- **Exercise brief**
Begin with the line that contains "Output the text content of this document." and transcribe each line after it, up to and including the last line of the listing below.

(Dataset items)

— begin —

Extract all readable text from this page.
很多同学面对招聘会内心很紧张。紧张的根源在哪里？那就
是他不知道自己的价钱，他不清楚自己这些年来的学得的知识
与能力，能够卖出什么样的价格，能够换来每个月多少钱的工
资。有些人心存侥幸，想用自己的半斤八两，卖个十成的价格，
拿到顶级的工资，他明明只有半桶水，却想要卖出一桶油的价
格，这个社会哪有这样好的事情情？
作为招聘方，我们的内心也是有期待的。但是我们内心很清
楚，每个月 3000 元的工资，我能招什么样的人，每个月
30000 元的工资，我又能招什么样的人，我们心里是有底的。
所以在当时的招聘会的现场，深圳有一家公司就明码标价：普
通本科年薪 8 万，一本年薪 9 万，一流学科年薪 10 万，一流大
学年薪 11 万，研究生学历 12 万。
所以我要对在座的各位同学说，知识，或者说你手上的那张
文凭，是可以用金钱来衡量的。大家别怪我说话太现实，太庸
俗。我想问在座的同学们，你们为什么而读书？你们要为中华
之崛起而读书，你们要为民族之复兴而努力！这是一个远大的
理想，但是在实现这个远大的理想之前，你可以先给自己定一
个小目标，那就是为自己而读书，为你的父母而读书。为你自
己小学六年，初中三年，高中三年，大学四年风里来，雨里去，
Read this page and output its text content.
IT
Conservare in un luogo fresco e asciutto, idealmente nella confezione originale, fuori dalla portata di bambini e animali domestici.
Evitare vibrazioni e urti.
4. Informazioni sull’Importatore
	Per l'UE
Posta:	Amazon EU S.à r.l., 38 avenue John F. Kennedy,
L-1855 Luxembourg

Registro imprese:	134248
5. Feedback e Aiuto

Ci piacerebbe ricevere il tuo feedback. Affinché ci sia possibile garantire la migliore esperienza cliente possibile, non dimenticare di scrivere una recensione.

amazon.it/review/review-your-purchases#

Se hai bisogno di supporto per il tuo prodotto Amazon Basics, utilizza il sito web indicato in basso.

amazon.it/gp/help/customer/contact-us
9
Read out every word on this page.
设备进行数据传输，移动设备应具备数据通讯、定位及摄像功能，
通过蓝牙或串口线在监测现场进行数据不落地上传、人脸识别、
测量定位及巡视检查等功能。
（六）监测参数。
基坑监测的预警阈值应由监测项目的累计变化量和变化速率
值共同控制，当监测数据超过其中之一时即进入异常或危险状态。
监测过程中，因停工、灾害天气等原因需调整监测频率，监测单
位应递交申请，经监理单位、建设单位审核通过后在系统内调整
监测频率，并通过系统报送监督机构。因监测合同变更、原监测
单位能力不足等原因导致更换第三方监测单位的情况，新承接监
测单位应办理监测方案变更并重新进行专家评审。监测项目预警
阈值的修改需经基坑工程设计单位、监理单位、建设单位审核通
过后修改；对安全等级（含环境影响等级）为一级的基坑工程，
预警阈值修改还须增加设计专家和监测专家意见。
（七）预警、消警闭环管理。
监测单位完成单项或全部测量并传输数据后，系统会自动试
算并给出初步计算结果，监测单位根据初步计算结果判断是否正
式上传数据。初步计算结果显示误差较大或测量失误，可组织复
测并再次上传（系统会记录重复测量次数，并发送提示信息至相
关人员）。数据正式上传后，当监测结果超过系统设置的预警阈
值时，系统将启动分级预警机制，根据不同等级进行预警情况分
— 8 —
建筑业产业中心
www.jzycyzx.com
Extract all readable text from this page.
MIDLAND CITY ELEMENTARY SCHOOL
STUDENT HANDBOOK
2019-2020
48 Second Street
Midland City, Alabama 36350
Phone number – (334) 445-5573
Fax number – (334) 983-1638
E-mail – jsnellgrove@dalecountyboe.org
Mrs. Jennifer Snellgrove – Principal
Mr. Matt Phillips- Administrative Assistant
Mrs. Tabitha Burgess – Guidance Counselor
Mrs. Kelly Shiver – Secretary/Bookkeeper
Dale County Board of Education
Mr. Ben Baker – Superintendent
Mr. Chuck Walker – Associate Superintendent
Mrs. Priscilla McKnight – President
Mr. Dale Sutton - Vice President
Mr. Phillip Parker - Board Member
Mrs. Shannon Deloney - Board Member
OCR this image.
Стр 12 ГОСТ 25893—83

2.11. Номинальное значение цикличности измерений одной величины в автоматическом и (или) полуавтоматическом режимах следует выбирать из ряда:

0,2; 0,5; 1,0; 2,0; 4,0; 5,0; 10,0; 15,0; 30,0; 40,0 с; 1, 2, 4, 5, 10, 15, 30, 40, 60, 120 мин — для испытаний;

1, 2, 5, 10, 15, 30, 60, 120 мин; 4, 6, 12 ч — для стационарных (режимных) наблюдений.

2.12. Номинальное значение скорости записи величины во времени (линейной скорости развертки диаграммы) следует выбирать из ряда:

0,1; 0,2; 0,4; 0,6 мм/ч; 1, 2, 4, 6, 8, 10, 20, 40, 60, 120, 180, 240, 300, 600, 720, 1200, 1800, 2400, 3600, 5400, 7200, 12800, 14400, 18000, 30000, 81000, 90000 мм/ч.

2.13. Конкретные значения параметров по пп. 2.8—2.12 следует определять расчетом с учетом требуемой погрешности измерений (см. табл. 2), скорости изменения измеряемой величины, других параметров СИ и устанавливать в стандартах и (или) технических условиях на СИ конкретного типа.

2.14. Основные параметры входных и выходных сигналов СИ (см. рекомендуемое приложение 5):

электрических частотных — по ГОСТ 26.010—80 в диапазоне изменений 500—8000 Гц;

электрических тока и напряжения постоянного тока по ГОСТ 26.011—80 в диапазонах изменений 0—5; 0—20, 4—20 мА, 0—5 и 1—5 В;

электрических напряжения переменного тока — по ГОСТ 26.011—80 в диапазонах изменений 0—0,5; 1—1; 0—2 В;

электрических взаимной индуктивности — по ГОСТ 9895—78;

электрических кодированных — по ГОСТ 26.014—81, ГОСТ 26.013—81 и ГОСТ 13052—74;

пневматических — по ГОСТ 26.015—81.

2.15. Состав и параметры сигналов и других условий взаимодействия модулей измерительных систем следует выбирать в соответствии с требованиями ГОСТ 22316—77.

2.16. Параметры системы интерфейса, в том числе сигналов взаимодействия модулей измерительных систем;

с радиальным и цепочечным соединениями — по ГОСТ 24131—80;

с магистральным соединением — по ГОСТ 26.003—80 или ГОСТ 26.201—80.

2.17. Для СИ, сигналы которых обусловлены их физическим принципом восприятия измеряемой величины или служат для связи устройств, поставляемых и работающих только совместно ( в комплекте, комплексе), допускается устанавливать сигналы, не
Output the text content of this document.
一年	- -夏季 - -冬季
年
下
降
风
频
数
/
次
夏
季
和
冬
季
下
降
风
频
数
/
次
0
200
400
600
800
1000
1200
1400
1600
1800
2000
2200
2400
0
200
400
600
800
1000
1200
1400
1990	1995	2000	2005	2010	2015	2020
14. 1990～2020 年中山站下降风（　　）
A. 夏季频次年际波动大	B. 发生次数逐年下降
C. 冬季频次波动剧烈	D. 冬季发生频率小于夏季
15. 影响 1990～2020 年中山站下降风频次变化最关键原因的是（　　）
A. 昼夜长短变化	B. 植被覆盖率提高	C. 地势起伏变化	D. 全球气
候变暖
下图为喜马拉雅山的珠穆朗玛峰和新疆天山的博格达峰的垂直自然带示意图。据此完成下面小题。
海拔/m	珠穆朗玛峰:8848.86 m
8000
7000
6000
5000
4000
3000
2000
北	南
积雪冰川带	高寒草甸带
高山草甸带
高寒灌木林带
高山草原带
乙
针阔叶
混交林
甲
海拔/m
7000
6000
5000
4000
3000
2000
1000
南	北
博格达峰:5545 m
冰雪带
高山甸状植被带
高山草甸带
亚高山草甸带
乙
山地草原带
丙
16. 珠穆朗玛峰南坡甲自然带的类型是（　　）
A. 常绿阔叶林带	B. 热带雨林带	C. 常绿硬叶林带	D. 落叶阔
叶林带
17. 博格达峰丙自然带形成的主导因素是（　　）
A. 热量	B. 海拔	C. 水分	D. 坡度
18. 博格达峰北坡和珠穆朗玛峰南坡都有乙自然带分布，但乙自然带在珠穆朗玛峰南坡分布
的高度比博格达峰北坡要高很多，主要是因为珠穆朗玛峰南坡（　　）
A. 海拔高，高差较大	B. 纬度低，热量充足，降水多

— end —

- **Task result**
Output the text content of this document.
一年	- -夏季 - -冬季
年
下
降
风
频
数
/
次
夏
季
和
冬
季
下
降
风
频
数
/
次
0
200
400
600
800
1000
1200
1400
1600
1800
2000
2200
2400
0
200
400
600
800
1000
1200
1400
1990	1995	2000	2005	2010	2015	2020
14. 1990～2020 年中山站下降风（　　）
A. 夏季频次年际波动大	B. 发生次数逐年下降
C. 冬季频次波动剧烈	D. 冬季发生频率小于夏季
15. 影响 1990～2020 年中山站下降风频次变化最关键原因的是（　　）
A. 昼夜长短变化	B. 植被覆盖率提高	C. 地势起伏变化	D. 全球气
候变暖
下图为喜马拉雅山的珠穆朗玛峰和新疆天山的博格达峰的垂直自然带示意图。据此完成下面小题。
海拔/m	珠穆朗玛峰:8848.86 m
8000
7000
6000
5000
4000
3000
2000
北	南
积雪冰川带	高寒草甸带
高山草甸带
高寒灌木林带
高山草原带
乙
针阔叶
混交林
甲
海拔/m
7000
6000
5000
4000
3000
2000
1000
南	北
博格达峰:5545 m
冰雪带
高山甸状植被带
高山草甸带
亚高山草甸带
乙
山地草原带
丙
16. 珠穆朗玛峰南坡甲自然带的类型是（　　）
A. 常绿阔叶林带	B. 热带雨林带	C. 常绿硬叶林带	D. 落叶阔
叶林带
17. 博格达峰丙自然带形成的主导因素是（　　）
A. 热量	B. 海拔	C. 水分	D. 坡度
18. 博格达峰北坡和珠穆朗玛峰南坡都有乙自然带分布，但乙自然带在珠穆朗玛峰南坡分布
的高度比博格达峰北坡要高很多，主要是因为珠穆朗玛峰南坡（　　）
A. 海拔高，高差较大	B. 纬度低，热量充足，降水多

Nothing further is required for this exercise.